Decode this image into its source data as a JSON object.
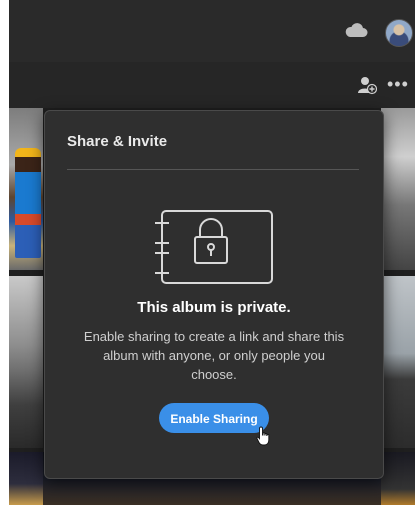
{
  "header": {
    "cloud_icon": "cloud-icon",
    "avatar_icon": "user-avatar"
  },
  "toolbar": {
    "add_person_icon": "add-person-icon",
    "more_label": "•••"
  },
  "dialog": {
    "title": "Share & Invite",
    "lock_icon": "locked-album-icon",
    "heading": "This album is private.",
    "description": "Enable sharing to create a link and share this album with anyone, or only people you choose.",
    "button_label": "Enable Sharing"
  },
  "colors": {
    "accent": "#3a8fe8",
    "panel_bg": "#2f2f2f",
    "app_bg": "#1f1f1f"
  }
}
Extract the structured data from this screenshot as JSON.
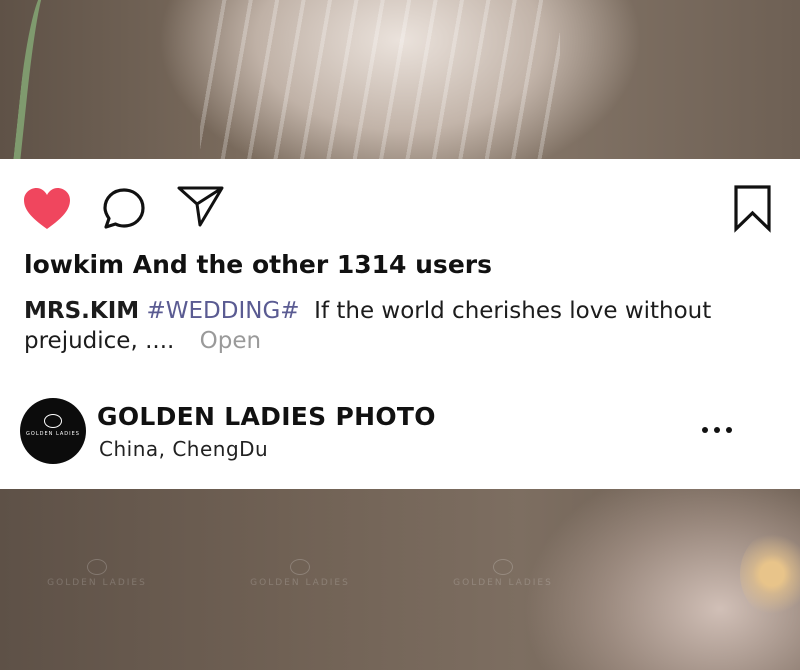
{
  "post": {
    "likes_text": "lowkim And the other 1314 users",
    "caption": {
      "username": "MRS.KIM",
      "hashtag": "#WEDDING#",
      "text": "If the world cherishes love without prejudice, ....",
      "open_label": "Open"
    },
    "liked": true,
    "like_color": "#f0465e"
  },
  "account": {
    "name": "GOLDEN LADIES PHOTO",
    "location": "China, ChengDu",
    "avatar_text": "GOLDEN LADIES"
  },
  "icons": {
    "like": "heart-icon",
    "comment": "comment-bubble-icon",
    "share": "paper-plane-icon",
    "save": "bookmark-icon",
    "more": "more-dots-icon"
  },
  "watermark": "GOLDEN LADIES"
}
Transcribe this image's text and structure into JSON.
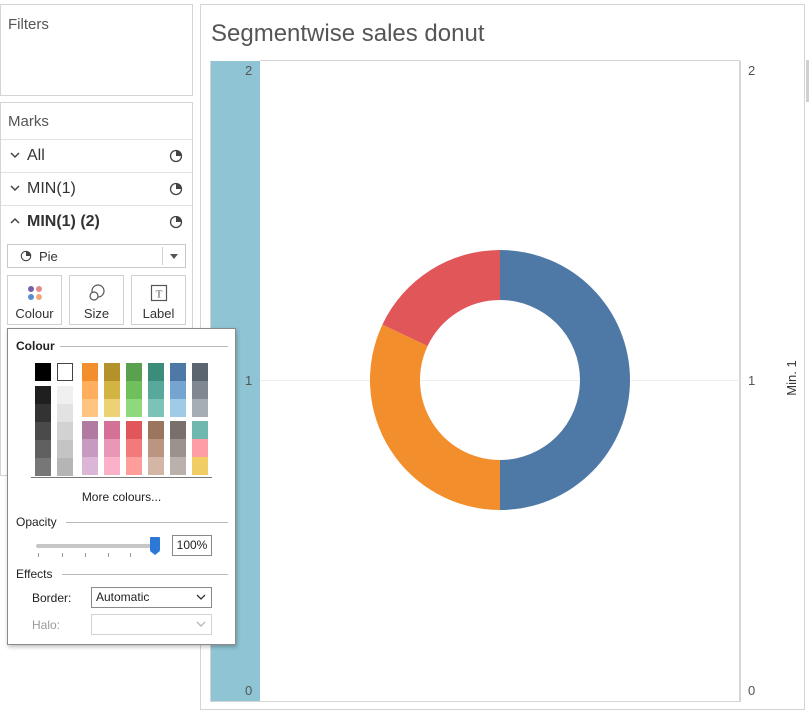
{
  "filters": {
    "title": "Filters"
  },
  "marks": {
    "title": "Marks",
    "rows": [
      {
        "label": "All",
        "expanded": false
      },
      {
        "label": "MIN(1)",
        "expanded": false
      },
      {
        "label": "MIN(1) (2)",
        "expanded": true
      }
    ],
    "mark_type": "Pie",
    "buttons": [
      {
        "label": "Colour",
        "icon": "colour-dots-icon"
      },
      {
        "label": "Size",
        "icon": "size-circles-icon"
      },
      {
        "label": "Label",
        "icon": "text-label-icon"
      }
    ]
  },
  "colour_popup": {
    "colour_title": "Colour",
    "more_colours": "More colours...",
    "opacity_title": "Opacity",
    "opacity_value": "100%",
    "opacity_fraction": 1.0,
    "effects_title": "Effects",
    "border_label": "Border:",
    "border_value": "Automatic",
    "halo_label": "Halo:",
    "halo_value": "",
    "palette": {
      "bw_top": [
        "#000000",
        "#ffffff"
      ],
      "dark_col": [
        "#1f1f1f",
        "#333333",
        "#4a4a4a",
        "#606060",
        "#777777"
      ],
      "light_col": [
        "#f0f0f0",
        "#e2e2e2",
        "#d2d2d2",
        "#c4c4c4",
        "#b5b5b5"
      ],
      "top_cols": [
        [
          "#f28e2b",
          "#ffae5d",
          "#ffc480"
        ],
        [
          "#b3922b",
          "#d1b441",
          "#ecd274"
        ],
        [
          "#59a14f",
          "#6fbf5d",
          "#8dd97c"
        ],
        [
          "#3c8c7c",
          "#58a89c",
          "#7dc2b6"
        ],
        [
          "#4e79a7",
          "#74a4cf",
          "#a0cbe8"
        ],
        [
          "#5b6570",
          "#7f8891",
          "#a7aeb3"
        ]
      ],
      "bottom_cols": [
        [
          "#b07aa1",
          "#c79ac0",
          "#dcb6d6"
        ],
        [
          "#d37295",
          "#e898b4",
          "#fab1c9"
        ],
        [
          "#e15759",
          "#f27b7a",
          "#ff9d9a"
        ],
        [
          "#9c755f",
          "#bb9482",
          "#d4b6a6"
        ],
        [
          "#79706e",
          "#9b928f",
          "#bab0ac"
        ],
        [
          "#6fb8b0",
          "#ff9da7",
          "#f1ce63"
        ]
      ]
    }
  },
  "chart": {
    "title": "Segmentwise sales donut",
    "left_ticks": [
      "2",
      "1",
      "0"
    ],
    "right_ticks": [
      "2",
      "1",
      "0"
    ],
    "right_axis_title": "Min. 1",
    "colors": {
      "band": "#8fc4d4"
    }
  },
  "chart_data": {
    "type": "pie",
    "donut": true,
    "slices": [
      {
        "value": 0.5,
        "color": "#4e79a7"
      },
      {
        "value": 0.32,
        "color": "#f28e2b"
      },
      {
        "value": 0.18,
        "color": "#e15759"
      }
    ],
    "y_axis_ticks": [
      "0",
      "1",
      "2"
    ],
    "ylim": [
      0,
      2
    ],
    "y2label": "Min. 1"
  }
}
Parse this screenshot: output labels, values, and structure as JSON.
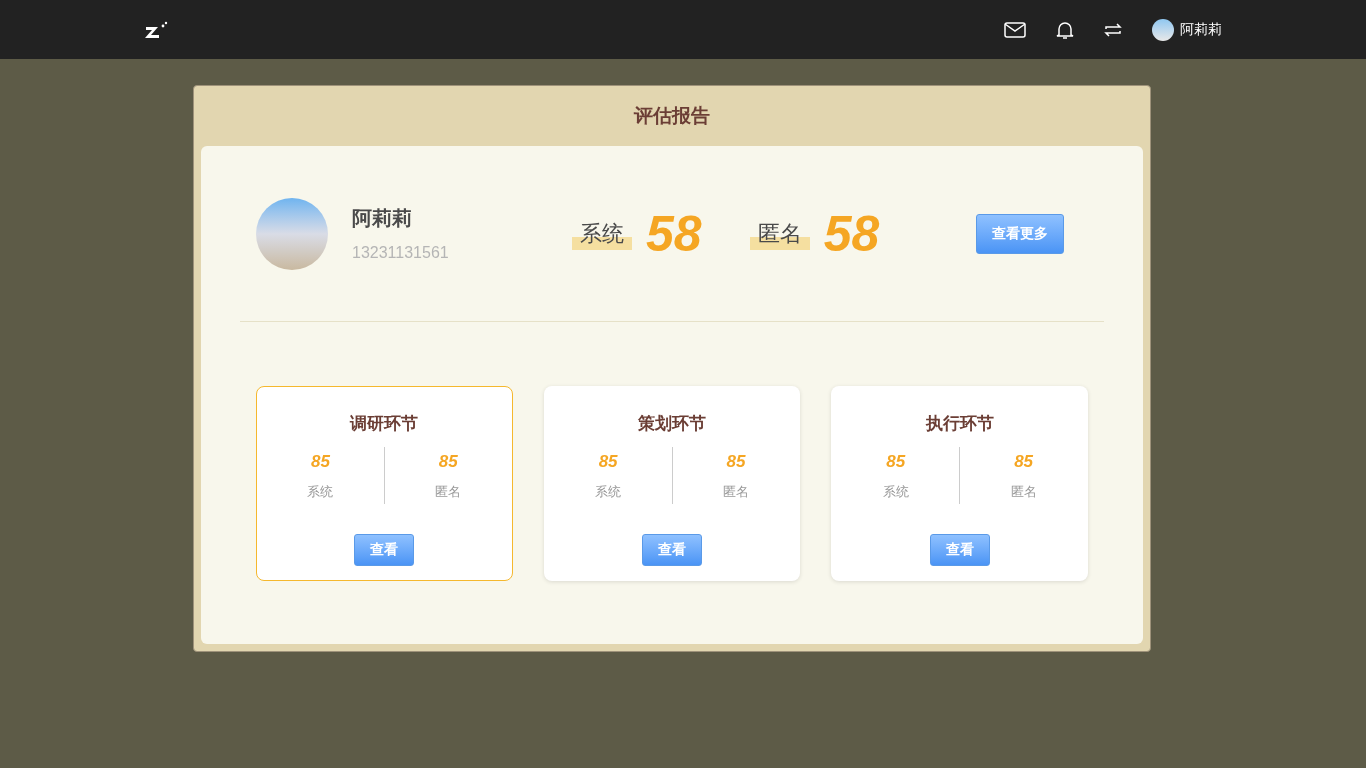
{
  "header": {
    "username": "阿莉莉"
  },
  "report": {
    "title": "评估报告",
    "user": {
      "name": "阿莉莉",
      "phone": "13231131561"
    },
    "scores": [
      {
        "label": "系统",
        "value": "58"
      },
      {
        "label": "匿名",
        "value": "58"
      }
    ],
    "more_button": "查看更多",
    "stages": [
      {
        "title": "调研环节",
        "selected": true,
        "scores": [
          {
            "value": "85",
            "label": "系统"
          },
          {
            "value": "85",
            "label": "匿名"
          }
        ],
        "button": "查看"
      },
      {
        "title": "策划环节",
        "selected": false,
        "scores": [
          {
            "value": "85",
            "label": "系统"
          },
          {
            "value": "85",
            "label": "匿名"
          }
        ],
        "button": "查看"
      },
      {
        "title": "执行环节",
        "selected": false,
        "scores": [
          {
            "value": "85",
            "label": "系统"
          },
          {
            "value": "85",
            "label": "匿名"
          }
        ],
        "button": "查看"
      }
    ]
  }
}
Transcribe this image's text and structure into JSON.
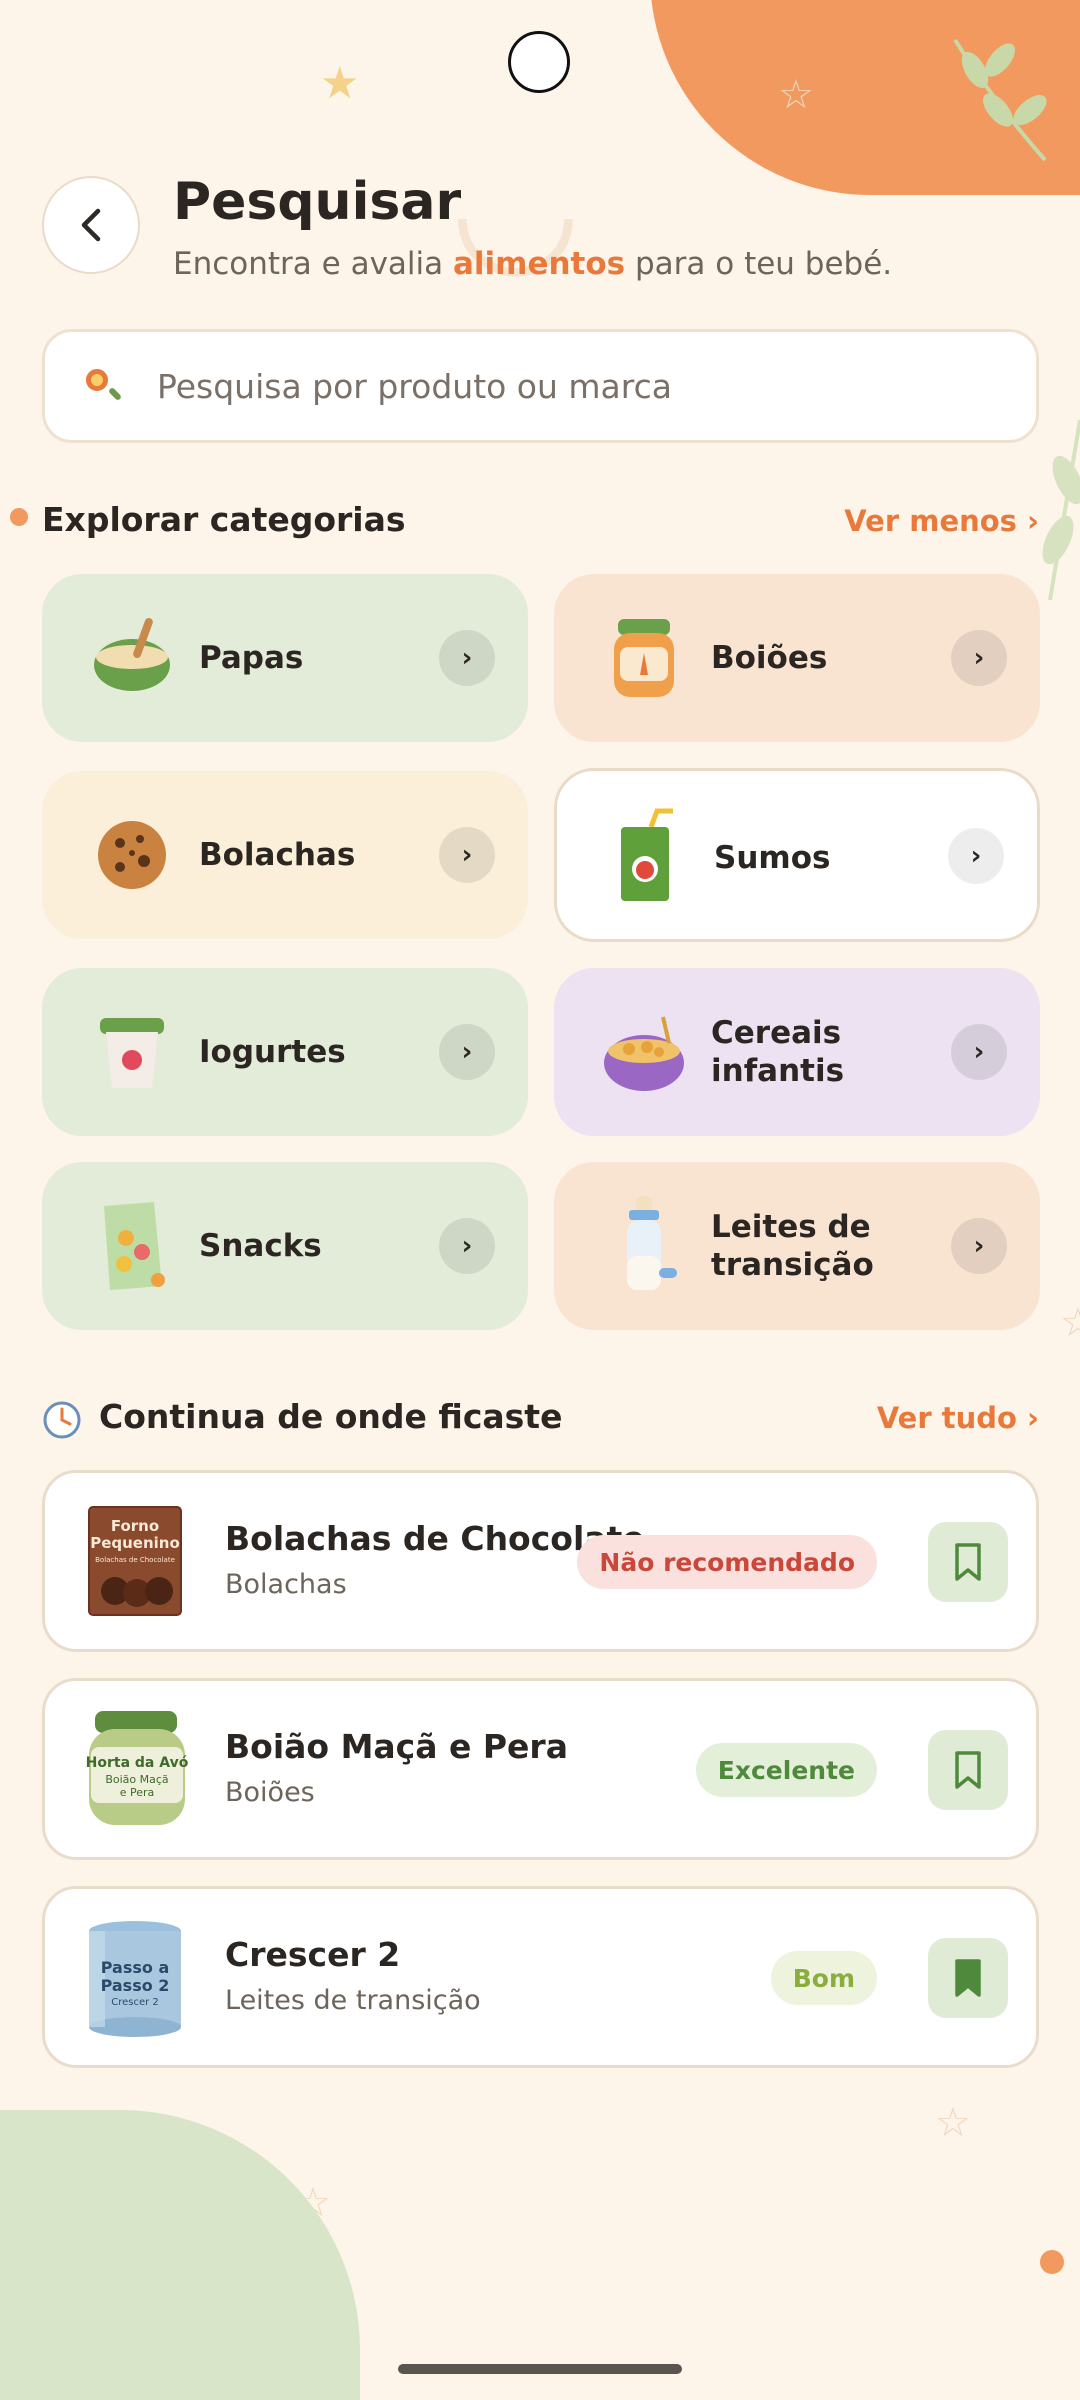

- - - - -

Work to complete
Take every line from the data above that holds "GOLDEN" and copy it out.

Problem solution
    "name": "GOLDEN LADIES PHOTO",
    "avatar_text": "GOLDEN LADIES"
  "watermark": "GOLDEN LADIES"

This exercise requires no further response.